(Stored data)

####################

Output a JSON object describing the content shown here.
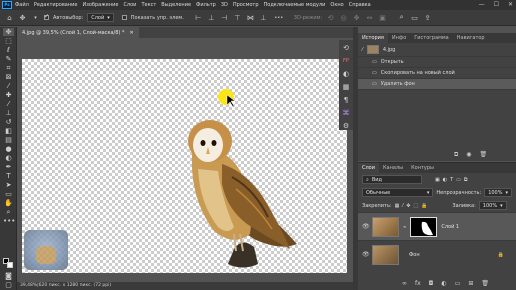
{
  "menubar": {
    "logo": "Ps",
    "items": [
      "Файл",
      "Редактирование",
      "Изображение",
      "Слои",
      "Текст",
      "Выделение",
      "Фильтр",
      "3D",
      "Просмотр",
      "Подключаемые модули",
      "Окно",
      "Справка"
    ],
    "window_controls": [
      "—",
      "☐",
      "✕"
    ]
  },
  "options": {
    "autoselect_label": "Автовыбор:",
    "autoselect_value": "Слой",
    "show_controls_label": "Показать упр. элем.",
    "mode3d_label": "3D-режим:",
    "more": "•••"
  },
  "document": {
    "tab_title": "4.jpg @ 39,5% (Слой 1, Слой-маска/8) *",
    "close": "✕"
  },
  "status": "39,48%|620 пикс. x 1280 пикс. (72 ppi)",
  "history_panel": {
    "tabs": [
      "История",
      "Инфо",
      "Гистограмма",
      "Навигатор"
    ],
    "snapshot": "4.jpg",
    "items": [
      "Открыть",
      "Скопировать на новый слой",
      "Удалить фон"
    ]
  },
  "layers_panel": {
    "tabs": [
      "Слои",
      "Каналы",
      "Контуры"
    ],
    "filter_label": "Вид",
    "blend_mode": "Обычные",
    "opacity_label": "Непрозрачность:",
    "opacity_value": "100%",
    "lock_label": "Закрепить:",
    "fill_label": "Заливка:",
    "fill_value": "100%",
    "layers": [
      {
        "name": "Слой 1",
        "selected": true
      },
      {
        "name": "Фон",
        "selected": false
      }
    ]
  },
  "colors": {
    "accent": "#31a8ff",
    "highlight_cursor": "#ffe600"
  }
}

####################

* **Work to complete**
Make an exact copy of the data, leaving its pictures out.

* **Correct result**
Output a JSON object describing the content shown here.
{
  "menubar": {
    "logo": "Ps",
    "items": [
      "Файл",
      "Редактирование",
      "Изображение",
      "Слои",
      "Текст",
      "Выделение",
      "Фильтр",
      "3D",
      "Просмотр",
      "Подключаемые модули",
      "Окно",
      "Справка"
    ],
    "window_controls": [
      "—",
      "☐",
      "✕"
    ]
  },
  "options": {
    "autoselect_label": "Автовыбор:",
    "autoselect_value": "Слой",
    "show_controls_label": "Показать упр. элем.",
    "mode3d_label": "3D-режим:",
    "more": "•••"
  },
  "document": {
    "tab_title": "4.jpg @ 39,5% (Слой 1, Слой-маска/8) *",
    "close": "✕"
  },
  "status": "39,48%|620 пикс. x 1280 пикс. (72 ppi)",
  "history_panel": {
    "tabs": [
      "История",
      "Инфо",
      "Гистограмма",
      "Навигатор"
    ],
    "snapshot": "4.jpg",
    "items": [
      "Открыть",
      "Скопировать на новый слой",
      "Удалить фон"
    ]
  },
  "layers_panel": {
    "tabs": [
      "Слои",
      "Каналы",
      "Контуры"
    ],
    "filter_label": "Вид",
    "blend_mode": "Обычные",
    "opacity_label": "Непрозрачность:",
    "opacity_value": "100%",
    "lock_label": "Закрепить:",
    "fill_label": "Заливка:",
    "fill_value": "100%",
    "layers": [
      {
        "name": "Слой 1",
        "selected": true
      },
      {
        "name": "Фон",
        "selected": false
      }
    ]
  },
  "colors": {
    "accent": "#31a8ff",
    "highlight_cursor": "#ffe600"
  }
}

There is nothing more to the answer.